- **Set exercise**: Look for the string "Developer" in every line, and copy each line that has it.

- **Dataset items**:
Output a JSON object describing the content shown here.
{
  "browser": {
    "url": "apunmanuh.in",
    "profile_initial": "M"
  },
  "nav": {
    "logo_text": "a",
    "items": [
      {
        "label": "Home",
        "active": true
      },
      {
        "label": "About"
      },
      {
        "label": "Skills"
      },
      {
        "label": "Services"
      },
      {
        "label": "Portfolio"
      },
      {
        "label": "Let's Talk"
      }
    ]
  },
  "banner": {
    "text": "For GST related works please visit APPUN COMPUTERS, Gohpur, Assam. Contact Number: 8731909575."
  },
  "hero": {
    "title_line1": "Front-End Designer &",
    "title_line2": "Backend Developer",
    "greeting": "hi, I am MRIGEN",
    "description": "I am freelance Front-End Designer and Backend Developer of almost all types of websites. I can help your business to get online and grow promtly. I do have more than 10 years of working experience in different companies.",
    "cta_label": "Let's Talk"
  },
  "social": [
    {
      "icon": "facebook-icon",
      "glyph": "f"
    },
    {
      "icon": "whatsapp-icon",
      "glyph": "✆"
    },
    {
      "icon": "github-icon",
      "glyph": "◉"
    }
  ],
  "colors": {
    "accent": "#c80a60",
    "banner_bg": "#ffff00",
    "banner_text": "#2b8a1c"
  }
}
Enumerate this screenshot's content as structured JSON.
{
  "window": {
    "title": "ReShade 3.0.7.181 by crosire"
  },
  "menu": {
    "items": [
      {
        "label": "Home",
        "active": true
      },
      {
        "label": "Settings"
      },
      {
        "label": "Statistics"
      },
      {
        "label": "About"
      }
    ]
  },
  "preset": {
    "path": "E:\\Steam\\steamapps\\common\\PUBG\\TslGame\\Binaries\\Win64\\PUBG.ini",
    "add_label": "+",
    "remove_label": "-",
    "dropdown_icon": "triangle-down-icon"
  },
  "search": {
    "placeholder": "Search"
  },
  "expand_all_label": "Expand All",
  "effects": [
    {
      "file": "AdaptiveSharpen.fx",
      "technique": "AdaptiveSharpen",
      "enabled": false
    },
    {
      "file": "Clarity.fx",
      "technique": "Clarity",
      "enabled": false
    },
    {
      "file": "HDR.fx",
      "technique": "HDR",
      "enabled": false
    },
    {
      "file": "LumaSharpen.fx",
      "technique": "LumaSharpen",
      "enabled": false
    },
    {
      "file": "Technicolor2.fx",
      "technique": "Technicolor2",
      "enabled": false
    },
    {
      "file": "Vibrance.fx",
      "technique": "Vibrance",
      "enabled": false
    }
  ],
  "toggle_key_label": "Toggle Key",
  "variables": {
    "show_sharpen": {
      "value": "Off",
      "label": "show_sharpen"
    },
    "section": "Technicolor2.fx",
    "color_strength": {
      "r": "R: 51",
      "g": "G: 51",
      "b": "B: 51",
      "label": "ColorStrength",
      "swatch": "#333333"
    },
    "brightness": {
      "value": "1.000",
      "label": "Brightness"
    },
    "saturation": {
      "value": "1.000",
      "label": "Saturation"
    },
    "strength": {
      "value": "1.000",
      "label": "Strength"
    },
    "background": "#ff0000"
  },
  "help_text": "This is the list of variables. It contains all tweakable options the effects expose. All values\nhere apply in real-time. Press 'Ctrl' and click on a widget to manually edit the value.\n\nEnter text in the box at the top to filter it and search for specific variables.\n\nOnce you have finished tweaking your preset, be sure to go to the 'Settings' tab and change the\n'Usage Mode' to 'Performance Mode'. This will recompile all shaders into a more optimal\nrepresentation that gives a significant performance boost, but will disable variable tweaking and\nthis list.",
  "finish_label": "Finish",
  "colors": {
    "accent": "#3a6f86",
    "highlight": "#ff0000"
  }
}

- **Full response**:
    "title_line2": "Backend Developer",
    "description": "I am freelance Front-End Designer and Backend Developer of almost all types of websites. I can help your business to get online and grow promtly. I do have more than 10 years of working experience in different companies.",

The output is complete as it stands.